-------- Provided entries

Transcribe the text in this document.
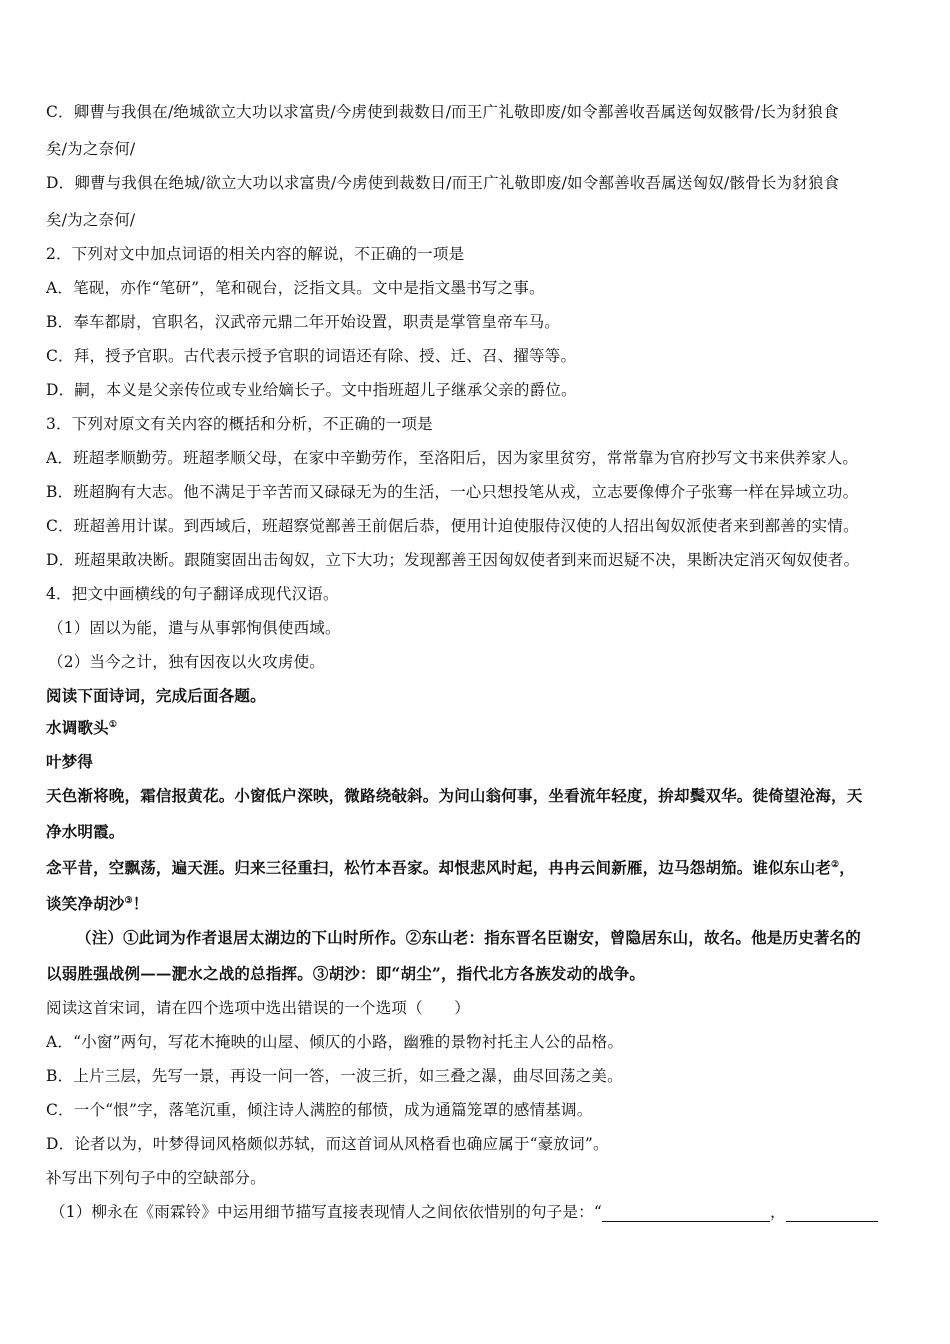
C．卿曹与我俱在/绝城欲立大功以求富贵/今虏使到裁数日/而王广礼敬即废/如令鄯善收吾属送匈奴骸骨/长为豺狼食
矣/为之奈何/
D．卿曹与我俱在绝城/欲立大功以求富贵/今虏使到裁数日/而王广礼敬即废/如令鄯善收吾属送匈奴/骸骨长为豺狼食
矣/为之奈何/
2．下列对文中加点词语的相关内容的解说，不正确的一项是
A．笔砚，亦作“笔研”，笔和砚台，泛指文具。文中是指文墨书写之事。
B．奉车都尉，官职名，汉武帝元鼎二年开始设置，职责是掌管皇帝车马。
C．拜，授予官职。古代表示授予官职的词语还有除、授、迁、召、擢等等。
D．嗣，本义是父亲传位或专业给嫡长子。文中指班超儿子继承父亲的爵位。
3．下列对原文有关内容的概括和分析，不正确的一项是
A．班超孝顺勤劳。班超孝顺父母，在家中辛勤劳作，至洛阳后，因为家里贫穷，常常靠为官府抄写文书来供养家人。
B．班超胸有大志。他不满足于辛苦而又碌碌无为的生活，一心只想投笔从戎，立志要像傅介子张骞一样在异域立功。
C．班超善用计谋。到西域后，班超察觉鄯善王前倨后恭，便用计迫使服侍汉使的人招出匈奴派使者来到鄯善的实情。
D．班超果敢决断。跟随窦固出击匈奴，立下大功；发现鄯善王因匈奴使者到来而迟疑不决，果断决定消灭匈奴使者。
4．把文中画横线的句子翻译成现代汉语。
（1）固以为能，遣与从事郭恂俱使西域。
（2）当今之计，独有因夜以火攻虏使。
阅读下面诗词，完成后面各题。
水调歌头①
叶梦得
天色渐将晚，霜信报黄花。小窗低户深映，微路绕敧斜。为问山翁何事，坐看流年轻度，拚却鬓双华。徙倚望沧海，天
净水明霞。
念平昔，空飘荡，遍天涯。归来三径重扫，松竹本吾家。却恨悲风时起，冉冉云间新雁，边马怨胡笳。谁似东山老②，
谈笑净胡沙③！
（注）①此词为作者退居太湖边的下山时所作。②东山老：指东晋名臣谢安，曾隐居东山，故名。他是历史著名的
以弱胜强战例——淝水之战的总指挥。③胡沙：即“胡尘”，指代北方各族发动的战争。
阅读这首宋词，请在四个选项中选出错误的一个选项（　　）
A．“小窗”两句，写花木掩映的山屋、倾仄的小路，幽雅的景物衬托主人公的品格。
B．上片三层，先写一景，再设一问一答，一波三折，如三叠之瀑，曲尽回荡之美。
C．一个“恨”字，落笔沉重，倾注诗人满腔的郁愤，成为通篇笼罩的感情基调。
D．论者以为，叶梦得词风格颇似苏轼，而这首词从风格看也确应属于“豪放词”。
补写出下列句子中的空缺部分。
（1）柳永在《雨霖铃》中运用细节描写直接表现情人之间依依惜别的句子是：“	，
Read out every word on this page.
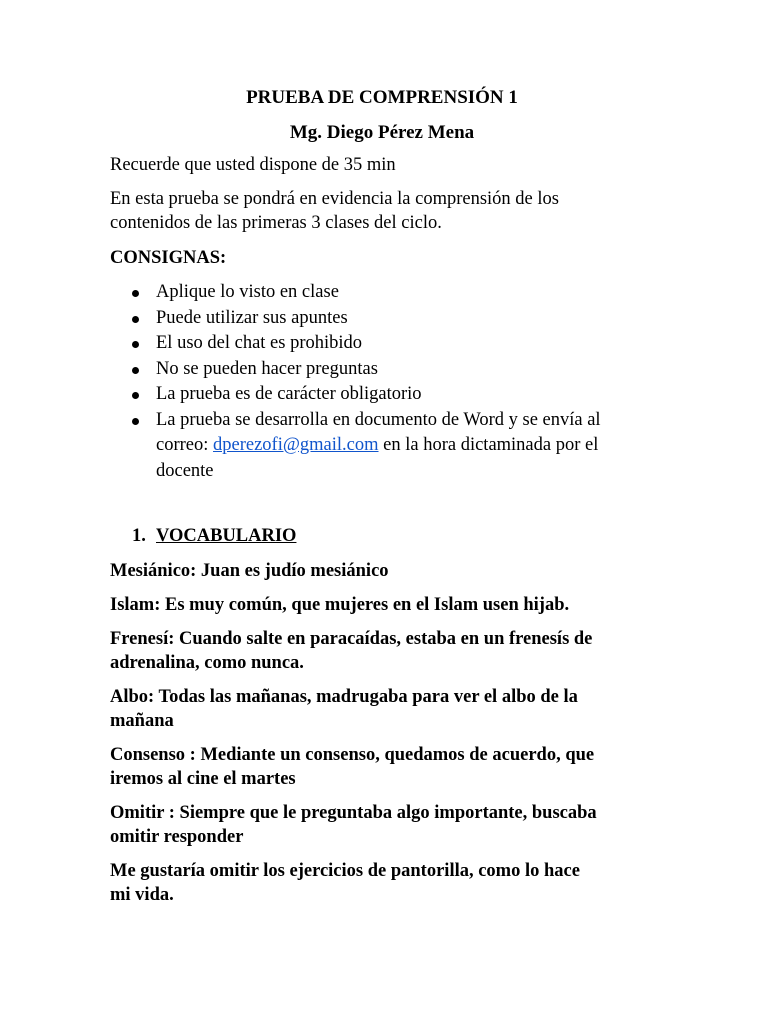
PRUEBA DE COMPRENSIÓN 1

Mg. Diego Pérez Mena

Recuerde que usted dispone de 35 min

En esta prueba se pondrá en evidencia la comprensión de los

contenidos de las primeras 3 clases del ciclo.

CONSIGNAS:

Aplique lo visto en clase
Puede utilizar sus apuntes
El uso del chat es prohibido
No se pueden hacer preguntas
La prueba es de carácter obligatorio
La prueba se desarrolla en documento de Word y se envía al
correo: dperezofi@gmail.com en la hora dictaminada por el
docente
1. VOCABULARIO

Mesiánico: Juan es judío mesiánico

Islam: Es muy común, que mujeres en el Islam usen hijab.

Frenesí: Cuando salte en paracaídas, estaba en un frenesís de

adrenalina, como nunca.

Albo: Todas las mañanas, madrugaba para ver el albo de la

mañana

Consenso : Mediante un consenso, quedamos de acuerdo, que

iremos al cine el martes

Omitir : Siempre que le preguntaba algo importante, buscaba

omitir responder

Me gustaría omitir los ejercicios de pantorilla, como lo hace

mi vida.
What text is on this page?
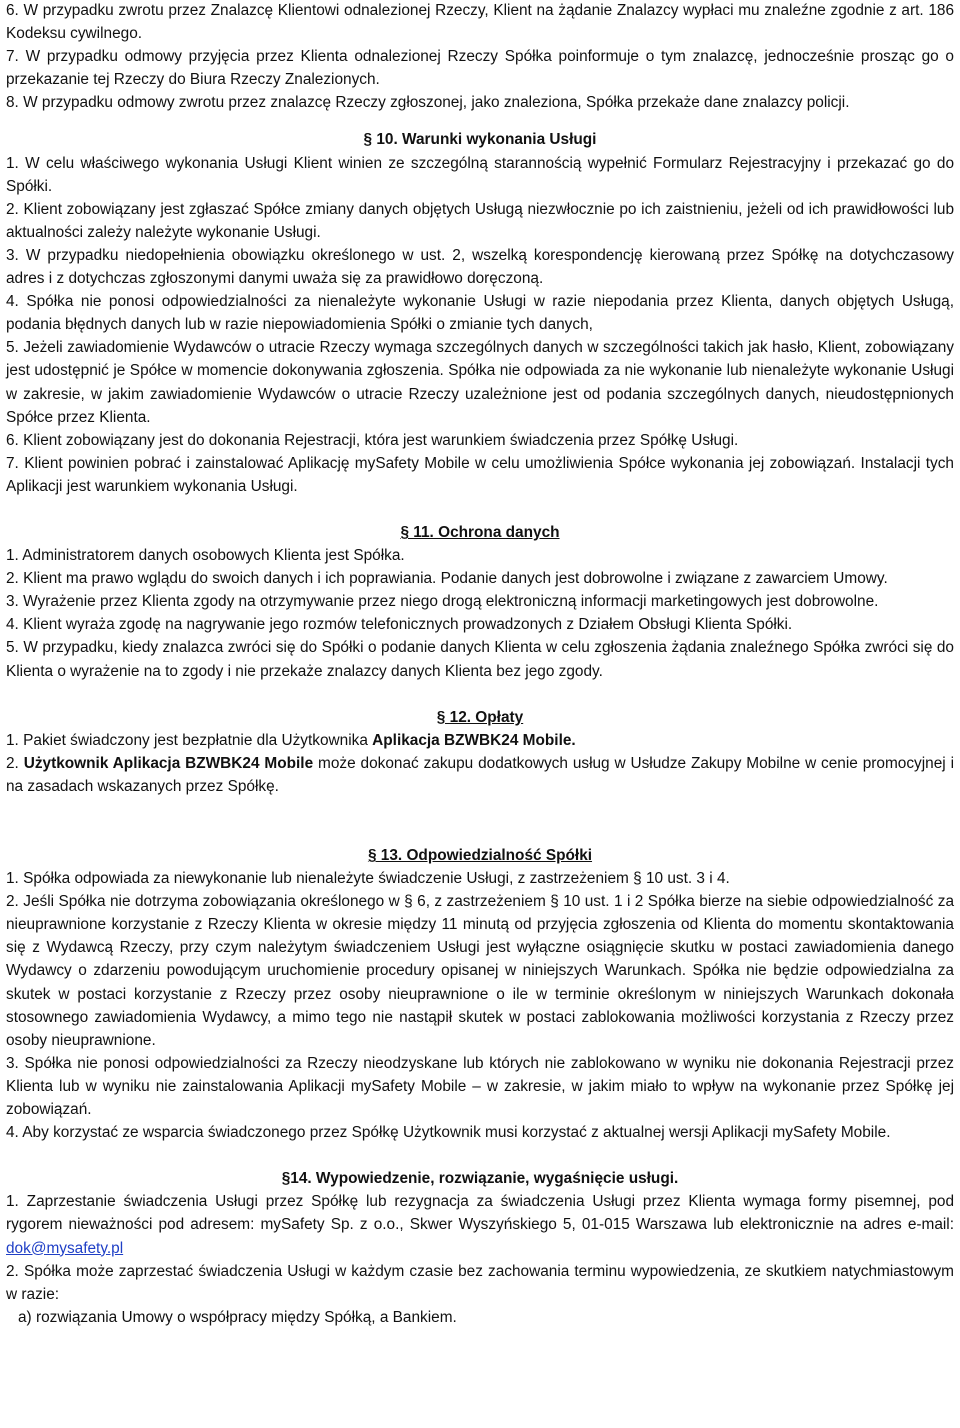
6. W przypadku zwrotu przez Znalazcę Klientowi odnalezionej Rzeczy, Klient na żądanie Znalazcy wypłaci mu znaleźne zgodnie z art. 186 Kodeksu cywilnego.

7. W przypadku odmowy przyjęcia przez Klienta odnalezionej Rzeczy Spółka poinformuje o tym znalazcę, jednocześnie prosząc go o przekazanie tej Rzeczy do Biura Rzeczy Znalezionych.

8. W przypadku odmowy zwrotu przez znalazcę Rzeczy zgłoszonej, jako znaleziona, Spółka przekaże dane znalazcy policji.

§ 10. Warunki wykonania Usługi

1. W celu właściwego wykonania Usługi Klient winien ze szczególną starannością wypełnić Formularz Rejestracyjny i przekazać go do Spółki.

2. Klient zobowiązany jest zgłaszać Spółce zmiany danych objętych Usługą niezwłocznie po ich zaistnieniu, jeżeli od ich prawidłowości lub aktualności zależy należyte wykonanie Usługi.

3. W przypadku niedopełnienia obowiązku określonego w ust. 2, wszelką korespondencję kierowaną przez Spółkę na dotychczasowy adres i z dotychczas zgłoszonymi danymi uważa się za prawidłowo doręczoną.

4. Spółka nie ponosi odpowiedzialności za nienależyte wykonanie Usługi w razie niepodania przez Klienta, danych objętych Usługą, podania błędnych danych lub w razie niepowiadomienia Spółki o zmianie tych danych,

5. Jeżeli zawiadomienie Wydawców o utracie Rzeczy wymaga szczególnych danych w szczególności takich jak hasło, Klient, zobowiązany jest udostępnić je Spółce w momencie dokonywania zgłoszenia. Spółka nie odpowiada za nie wykonanie lub nienależyte wykonanie Usługi w zakresie, w jakim zawiadomienie Wydawców o utracie Rzeczy uzależnione jest od podania szczególnych danych, nieudostępnionych Spółce przez Klienta.

6. Klient zobowiązany jest do dokonania Rejestracji, która jest warunkiem świadczenia przez Spółkę Usługi.

7. Klient powinien pobrać i zainstalować Aplikację mySafety Mobile w celu umożliwienia Spółce wykonania jej zobowiązań. Instalacji tych Aplikacji jest warunkiem wykonania Usługi.

§ 11. Ochrona danych

1. Administratorem danych osobowych Klienta jest Spółka.

2. Klient ma prawo wglądu do swoich danych i ich poprawiania. Podanie danych jest dobrowolne i związane z zawarciem Umowy.

3. Wyrażenie przez Klienta zgody na otrzymywanie przez niego drogą elektroniczną informacji marketingowych jest dobrowolne.

4. Klient wyraża zgodę na nagrywanie jego rozmów telefonicznych prowadzonych z Działem Obsługi Klienta Spółki.

5. W przypadku, kiedy znalazca zwróci się do Spółki o podanie danych Klienta w celu zgłoszenia żądania znaleźnego Spółka zwróci się do Klienta o wyrażenie na to zgody i nie przekaże znalazcy danych Klienta bez jego zgody.

§ 12. Opłaty

1. Pakiet świadczony jest bezpłatnie dla Użytkownika Aplikacja BZWBK24 Mobile.

2. Użytkownik Aplikacja BZWBK24 Mobile może dokonać zakupu dodatkowych usług w Usłudze Zakupy Mobilne w cenie promocyjnej i na zasadach wskazanych przez Spółkę.

§ 13. Odpowiedzialność Spółki

1. Spółka odpowiada za niewykonanie lub nienależyte świadczenie Usługi, z zastrzeżeniem § 10 ust. 3 i 4.

2. Jeśli Spółka nie dotrzyma zobowiązania określonego w § 6, z zastrzeżeniem § 10 ust. 1 i 2 Spółka bierze na siebie odpowiedzialność za nieuprawnione korzystanie z Rzeczy Klienta w okresie między 11 minutą od przyjęcia zgłoszenia od Klienta do momentu skontaktowania się z Wydawcą Rzeczy, przy czym należytym świadczeniem Usługi jest wyłączne osiągnięcie skutku w postaci zawiadomienia danego Wydawcy o zdarzeniu powodującym uruchomienie procedury opisanej w niniejszych Warunkach. Spółka nie będzie odpowiedzialna za skutek w postaci korzystanie z Rzeczy przez osoby nieuprawnione o ile w terminie określonym w niniejszych Warunkach dokonała stosownego zawiadomienia Wydawcy, a mimo tego nie nastąpił skutek w postaci zablokowania możliwości korzystania z Rzeczy przez osoby nieuprawnione.

3. Spółka nie ponosi odpowiedzialności za Rzeczy nieodzyskane lub których nie zablokowano w wyniku nie dokonania Rejestracji przez Klienta lub w wyniku nie zainstalowania Aplikacji mySafety Mobile – w zakresie, w jakim miało to wpływ na wykonanie przez Spółkę jej zobowiązań.

4. Aby korzystać ze wsparcia świadczonego przez Spółkę Użytkownik musi korzystać z aktualnej wersji Aplikacji mySafety Mobile.

§14. Wypowiedzenie, rozwiązanie, wygaśnięcie usługi.

1. Zaprzestanie świadczenia Usługi przez Spółkę lub rezygnacja za świadczenia Usługi przez Klienta wymaga formy pisemnej, pod rygorem nieważności pod adresem: mySafety Sp. z o.o., Skwer Wyszyńskiego 5, 01-015 Warszawa lub elektronicznie na adres e-mail: dok@mysafety.pl

2. Spółka może zaprzestać świadczenia Usługi w każdym czasie bez zachowania terminu wypowiedzenia, ze skutkiem natychmiastowym w razie:

a) rozwiązania Umowy o współpracy między Spółką, a Bankiem.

----------------

▶ **Task instructions**
From the entries above, pull out each line that includes "odmowy".

▶ **Response below**
7. W przypadku odmowy przyjęcia przez Klienta odnalezionej Rzeczy Spółka poinformuje o tym znalazcę, jednocześnie prosząc go o przekazanie tej Rzeczy do Biura Rzeczy Znalezionych.
8. W przypadku odmowy zwrotu przez znalazcę Rzeczy zgłoszonej, jako znaleziona, Spółka przekaże dane znalazcy policji.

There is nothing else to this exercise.